» **Raw records**

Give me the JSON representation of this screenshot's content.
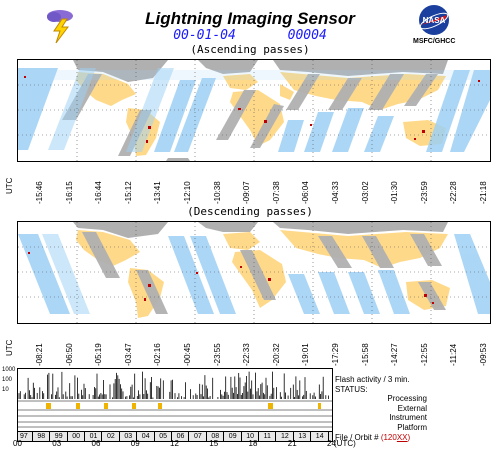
{
  "header": {
    "title": "Lightning Imaging Sensor",
    "date": "00-01-04",
    "orbit": "00004",
    "nasa_caption": "MSFC/GHCC"
  },
  "ascending": {
    "label": "(Ascending passes)",
    "utc_label": "UTC",
    "times": [
      "-15:46",
      "-16:15",
      "-16:44",
      "-15:12",
      "-13:41",
      "-12:10",
      "-10:38",
      "-09:07",
      "-07:38",
      "-06:04",
      "-04:33",
      "-03:02",
      "-01:30",
      "-23:59",
      "-22:28",
      "-21:18"
    ]
  },
  "descending": {
    "label": "(Descending passes)",
    "utc_label": "UTC",
    "times": [
      "-08:21",
      "-06:50",
      "-05:19",
      "-03:47",
      "-02:16",
      "-00:45",
      "-23:55",
      "-22:33",
      "-20:32",
      "-19:01",
      "-17:29",
      "-15:58",
      "-14:27",
      "-12:55",
      "-11:24",
      "-09:53"
    ]
  },
  "activity": {
    "y_ticks": [
      "1000",
      "100",
      "10",
      "1"
    ],
    "flash_label": "Flash activity / 3 min.",
    "status_label": "STATUS:",
    "processing_label": "Processing",
    "external_label": "External",
    "instrument_label": "Instrument",
    "platform_label": "Platform",
    "file_label": "File / Orbit #",
    "file_value": "(120",
    "file_value_red": "XX",
    "file_value_end": ")",
    "file_numbers": [
      "97",
      "98",
      "99",
      "00",
      "01",
      "02",
      "03",
      "04",
      "05",
      "06",
      "07",
      "08",
      "09",
      "10",
      "11",
      "12",
      "13",
      "14"
    ],
    "hours": [
      "00",
      "03",
      "06",
      "09",
      "12",
      "15",
      "18",
      "21",
      "24"
    ],
    "hours_unit": "(UTC)"
  },
  "colors": {
    "ocean": "#ffffff",
    "swath": "#9dd0f5",
    "land": "#ffd98a",
    "land_outside": "#b0b0b0",
    "flash": "#c00000",
    "date_text": "#1a1aff"
  }
}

» **Direction**
Print all of the entries word for word. Omit the pictures they contain.

» **The answer**
Give me the JSON representation of this screenshot's content.
{
  "header": {
    "title": "Lightning Imaging Sensor",
    "date": "00-01-04",
    "orbit": "00004",
    "nasa_caption": "MSFC/GHCC"
  },
  "ascending": {
    "label": "(Ascending passes)",
    "utc_label": "UTC",
    "times": [
      "-15:46",
      "-16:15",
      "-16:44",
      "-15:12",
      "-13:41",
      "-12:10",
      "-10:38",
      "-09:07",
      "-07:38",
      "-06:04",
      "-04:33",
      "-03:02",
      "-01:30",
      "-23:59",
      "-22:28",
      "-21:18"
    ]
  },
  "descending": {
    "label": "(Descending passes)",
    "utc_label": "UTC",
    "times": [
      "-08:21",
      "-06:50",
      "-05:19",
      "-03:47",
      "-02:16",
      "-00:45",
      "-23:55",
      "-22:33",
      "-20:32",
      "-19:01",
      "-17:29",
      "-15:58",
      "-14:27",
      "-12:55",
      "-11:24",
      "-09:53"
    ]
  },
  "activity": {
    "y_ticks": [
      "1000",
      "100",
      "10",
      "1"
    ],
    "flash_label": "Flash activity / 3 min.",
    "status_label": "STATUS:",
    "processing_label": "Processing",
    "external_label": "External",
    "instrument_label": "Instrument",
    "platform_label": "Platform",
    "file_label": "File / Orbit #",
    "file_value": "(120",
    "file_value_red": "XX",
    "file_value_end": ")",
    "file_numbers": [
      "97",
      "98",
      "99",
      "00",
      "01",
      "02",
      "03",
      "04",
      "05",
      "06",
      "07",
      "08",
      "09",
      "10",
      "11",
      "12",
      "13",
      "14"
    ],
    "hours": [
      "00",
      "03",
      "06",
      "09",
      "12",
      "15",
      "18",
      "21",
      "24"
    ],
    "hours_unit": "(UTC)"
  },
  "colors": {
    "ocean": "#ffffff",
    "swath": "#9dd0f5",
    "land": "#ffd98a",
    "land_outside": "#b0b0b0",
    "flash": "#c00000",
    "date_text": "#1a1aff"
  }
}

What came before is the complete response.